EXERCISE DESCRIPTION: Rewrite the entries from the very start through the line containing "card-title: Vlhkosť [847, 88, 886, 100]", swapping "chart-heading" for "chart-subtitle" and leaving everything else unchanged.

──────────────────────────────

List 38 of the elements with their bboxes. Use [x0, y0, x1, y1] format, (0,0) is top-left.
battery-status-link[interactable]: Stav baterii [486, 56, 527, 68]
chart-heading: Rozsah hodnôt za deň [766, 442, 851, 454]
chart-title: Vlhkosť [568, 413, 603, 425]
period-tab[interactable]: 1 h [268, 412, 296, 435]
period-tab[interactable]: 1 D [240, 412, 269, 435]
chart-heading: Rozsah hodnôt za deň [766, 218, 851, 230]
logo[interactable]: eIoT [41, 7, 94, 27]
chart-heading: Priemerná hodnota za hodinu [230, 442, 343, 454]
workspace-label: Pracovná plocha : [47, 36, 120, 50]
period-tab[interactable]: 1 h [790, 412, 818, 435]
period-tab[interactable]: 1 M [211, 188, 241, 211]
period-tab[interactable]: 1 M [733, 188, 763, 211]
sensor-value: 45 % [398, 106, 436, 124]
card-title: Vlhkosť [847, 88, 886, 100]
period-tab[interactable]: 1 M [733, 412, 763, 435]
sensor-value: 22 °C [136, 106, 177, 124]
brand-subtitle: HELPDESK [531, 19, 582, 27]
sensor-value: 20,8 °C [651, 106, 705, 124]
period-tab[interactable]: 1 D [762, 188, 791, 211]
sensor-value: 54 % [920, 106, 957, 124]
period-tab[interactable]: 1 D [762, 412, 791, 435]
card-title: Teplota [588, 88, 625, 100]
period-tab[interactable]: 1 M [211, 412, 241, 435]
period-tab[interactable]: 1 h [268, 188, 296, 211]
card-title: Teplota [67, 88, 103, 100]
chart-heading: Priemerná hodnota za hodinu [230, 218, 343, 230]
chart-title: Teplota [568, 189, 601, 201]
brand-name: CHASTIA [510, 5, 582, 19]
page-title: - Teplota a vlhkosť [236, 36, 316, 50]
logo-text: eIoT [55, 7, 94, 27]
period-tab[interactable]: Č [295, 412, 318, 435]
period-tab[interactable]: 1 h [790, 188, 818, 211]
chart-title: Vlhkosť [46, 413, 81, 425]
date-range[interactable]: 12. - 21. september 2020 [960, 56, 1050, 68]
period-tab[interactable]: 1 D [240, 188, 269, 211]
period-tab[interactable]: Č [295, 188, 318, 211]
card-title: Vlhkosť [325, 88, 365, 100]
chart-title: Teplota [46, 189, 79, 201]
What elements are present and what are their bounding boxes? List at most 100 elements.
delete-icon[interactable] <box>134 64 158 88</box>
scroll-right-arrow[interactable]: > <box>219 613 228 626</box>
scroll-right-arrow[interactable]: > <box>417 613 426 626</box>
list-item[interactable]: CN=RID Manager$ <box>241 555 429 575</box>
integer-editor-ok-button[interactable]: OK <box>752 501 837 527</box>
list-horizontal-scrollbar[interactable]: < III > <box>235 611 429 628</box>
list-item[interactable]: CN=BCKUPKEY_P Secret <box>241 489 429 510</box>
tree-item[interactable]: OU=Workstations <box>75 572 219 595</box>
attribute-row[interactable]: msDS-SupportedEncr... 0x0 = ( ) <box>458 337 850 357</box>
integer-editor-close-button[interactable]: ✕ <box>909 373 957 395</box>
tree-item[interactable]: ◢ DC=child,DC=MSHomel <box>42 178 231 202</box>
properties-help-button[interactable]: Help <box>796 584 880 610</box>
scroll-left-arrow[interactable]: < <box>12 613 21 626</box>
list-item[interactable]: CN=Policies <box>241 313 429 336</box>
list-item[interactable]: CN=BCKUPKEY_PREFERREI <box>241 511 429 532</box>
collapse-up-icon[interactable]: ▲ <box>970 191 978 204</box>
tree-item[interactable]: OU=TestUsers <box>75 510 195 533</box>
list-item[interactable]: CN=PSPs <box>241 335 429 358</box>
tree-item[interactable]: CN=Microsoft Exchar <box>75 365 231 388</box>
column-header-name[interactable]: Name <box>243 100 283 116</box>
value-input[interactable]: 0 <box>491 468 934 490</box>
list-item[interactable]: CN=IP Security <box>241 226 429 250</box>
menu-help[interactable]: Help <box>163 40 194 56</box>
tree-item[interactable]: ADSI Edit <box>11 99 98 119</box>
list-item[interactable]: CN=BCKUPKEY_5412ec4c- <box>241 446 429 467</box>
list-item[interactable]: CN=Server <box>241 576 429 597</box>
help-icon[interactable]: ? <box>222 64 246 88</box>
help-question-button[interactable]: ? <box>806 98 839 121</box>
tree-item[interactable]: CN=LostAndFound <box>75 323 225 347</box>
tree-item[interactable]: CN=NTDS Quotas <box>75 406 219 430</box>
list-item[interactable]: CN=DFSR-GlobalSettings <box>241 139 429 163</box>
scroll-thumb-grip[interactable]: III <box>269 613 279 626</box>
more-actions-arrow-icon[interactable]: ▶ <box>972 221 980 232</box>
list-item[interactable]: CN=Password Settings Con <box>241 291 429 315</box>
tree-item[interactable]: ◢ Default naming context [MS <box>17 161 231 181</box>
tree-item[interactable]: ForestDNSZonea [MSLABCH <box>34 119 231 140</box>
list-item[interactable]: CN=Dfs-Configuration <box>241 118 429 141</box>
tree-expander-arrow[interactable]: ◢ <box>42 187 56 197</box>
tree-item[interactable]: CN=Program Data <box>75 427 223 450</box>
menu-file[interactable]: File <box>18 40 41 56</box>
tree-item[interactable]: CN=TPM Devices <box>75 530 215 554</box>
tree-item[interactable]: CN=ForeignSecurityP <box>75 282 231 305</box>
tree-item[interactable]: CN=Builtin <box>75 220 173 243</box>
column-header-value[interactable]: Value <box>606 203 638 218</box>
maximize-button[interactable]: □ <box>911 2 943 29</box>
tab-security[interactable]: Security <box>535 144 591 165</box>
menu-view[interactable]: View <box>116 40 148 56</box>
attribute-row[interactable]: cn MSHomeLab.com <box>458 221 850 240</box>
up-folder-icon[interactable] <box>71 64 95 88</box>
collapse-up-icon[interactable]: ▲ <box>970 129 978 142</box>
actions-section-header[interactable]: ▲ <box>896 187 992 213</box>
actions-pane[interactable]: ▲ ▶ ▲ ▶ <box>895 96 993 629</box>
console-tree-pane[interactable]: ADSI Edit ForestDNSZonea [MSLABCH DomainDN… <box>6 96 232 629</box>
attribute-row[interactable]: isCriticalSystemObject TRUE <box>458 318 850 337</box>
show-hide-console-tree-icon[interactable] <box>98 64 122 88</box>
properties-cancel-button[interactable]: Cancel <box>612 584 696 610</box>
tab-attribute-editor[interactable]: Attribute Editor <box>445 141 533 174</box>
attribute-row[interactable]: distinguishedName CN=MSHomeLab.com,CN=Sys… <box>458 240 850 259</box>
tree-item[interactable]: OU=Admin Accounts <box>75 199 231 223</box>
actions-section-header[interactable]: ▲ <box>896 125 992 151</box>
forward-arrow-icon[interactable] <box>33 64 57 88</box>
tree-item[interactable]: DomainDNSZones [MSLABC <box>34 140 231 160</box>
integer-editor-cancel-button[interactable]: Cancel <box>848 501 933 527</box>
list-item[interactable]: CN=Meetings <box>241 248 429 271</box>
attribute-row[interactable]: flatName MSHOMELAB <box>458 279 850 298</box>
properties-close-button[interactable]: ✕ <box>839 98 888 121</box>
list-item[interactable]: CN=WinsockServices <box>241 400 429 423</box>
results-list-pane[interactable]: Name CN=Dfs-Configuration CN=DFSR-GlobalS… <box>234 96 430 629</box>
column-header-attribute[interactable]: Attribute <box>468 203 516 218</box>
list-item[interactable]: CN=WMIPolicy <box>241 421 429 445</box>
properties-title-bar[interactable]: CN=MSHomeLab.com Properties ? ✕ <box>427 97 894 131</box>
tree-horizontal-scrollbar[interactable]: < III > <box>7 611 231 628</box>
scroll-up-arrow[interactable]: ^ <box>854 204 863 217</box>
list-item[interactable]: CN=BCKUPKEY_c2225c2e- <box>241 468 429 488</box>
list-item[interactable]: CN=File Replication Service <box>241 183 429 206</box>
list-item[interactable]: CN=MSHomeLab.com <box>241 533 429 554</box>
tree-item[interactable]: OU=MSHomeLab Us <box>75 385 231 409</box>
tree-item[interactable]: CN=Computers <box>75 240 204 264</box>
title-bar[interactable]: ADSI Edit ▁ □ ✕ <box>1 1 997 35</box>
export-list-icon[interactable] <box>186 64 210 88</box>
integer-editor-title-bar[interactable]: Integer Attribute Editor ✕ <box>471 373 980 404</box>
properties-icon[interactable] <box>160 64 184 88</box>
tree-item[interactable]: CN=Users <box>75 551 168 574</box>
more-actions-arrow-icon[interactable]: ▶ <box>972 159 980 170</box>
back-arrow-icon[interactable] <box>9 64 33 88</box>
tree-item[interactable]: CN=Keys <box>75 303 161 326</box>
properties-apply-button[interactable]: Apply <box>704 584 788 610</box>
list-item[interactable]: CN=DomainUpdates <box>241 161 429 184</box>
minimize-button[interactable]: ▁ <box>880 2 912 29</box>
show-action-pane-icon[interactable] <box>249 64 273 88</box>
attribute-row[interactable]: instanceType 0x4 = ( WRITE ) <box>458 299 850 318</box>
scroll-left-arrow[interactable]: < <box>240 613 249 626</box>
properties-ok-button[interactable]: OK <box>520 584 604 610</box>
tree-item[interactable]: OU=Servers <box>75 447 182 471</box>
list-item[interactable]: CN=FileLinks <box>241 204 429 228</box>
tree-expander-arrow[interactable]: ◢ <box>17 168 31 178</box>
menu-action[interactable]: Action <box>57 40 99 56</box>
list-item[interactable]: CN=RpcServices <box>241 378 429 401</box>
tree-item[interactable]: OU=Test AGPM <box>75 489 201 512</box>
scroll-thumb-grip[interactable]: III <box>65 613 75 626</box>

──────────────────────────────

REPLY:
List 38 of the elements with their bboxes. Use [x0, y0, x1, y1] format, (0,0) is top-left.
battery-status-link[interactable]: Stav baterii [486, 56, 527, 68]
chart-subtitle: Rozsah hodnôt za deň [766, 442, 851, 454]
chart-title: Vlhkosť [568, 413, 603, 425]
period-tab[interactable]: 1 h [268, 412, 296, 435]
period-tab[interactable]: 1 D [240, 412, 269, 435]
chart-subtitle: Rozsah hodnôt za deň [766, 218, 851, 230]
logo[interactable]: eIoT [41, 7, 94, 27]
chart-subtitle: Priemerná hodnota za hodinu [230, 442, 343, 454]
workspace-label: Pracovná plocha : [47, 36, 120, 50]
period-tab[interactable]: 1 h [790, 412, 818, 435]
period-tab[interactable]: 1 M [211, 188, 241, 211]
period-tab[interactable]: 1 M [733, 188, 763, 211]
sensor-value: 45 % [398, 106, 436, 124]
card-title: Vlhkosť [847, 88, 886, 100]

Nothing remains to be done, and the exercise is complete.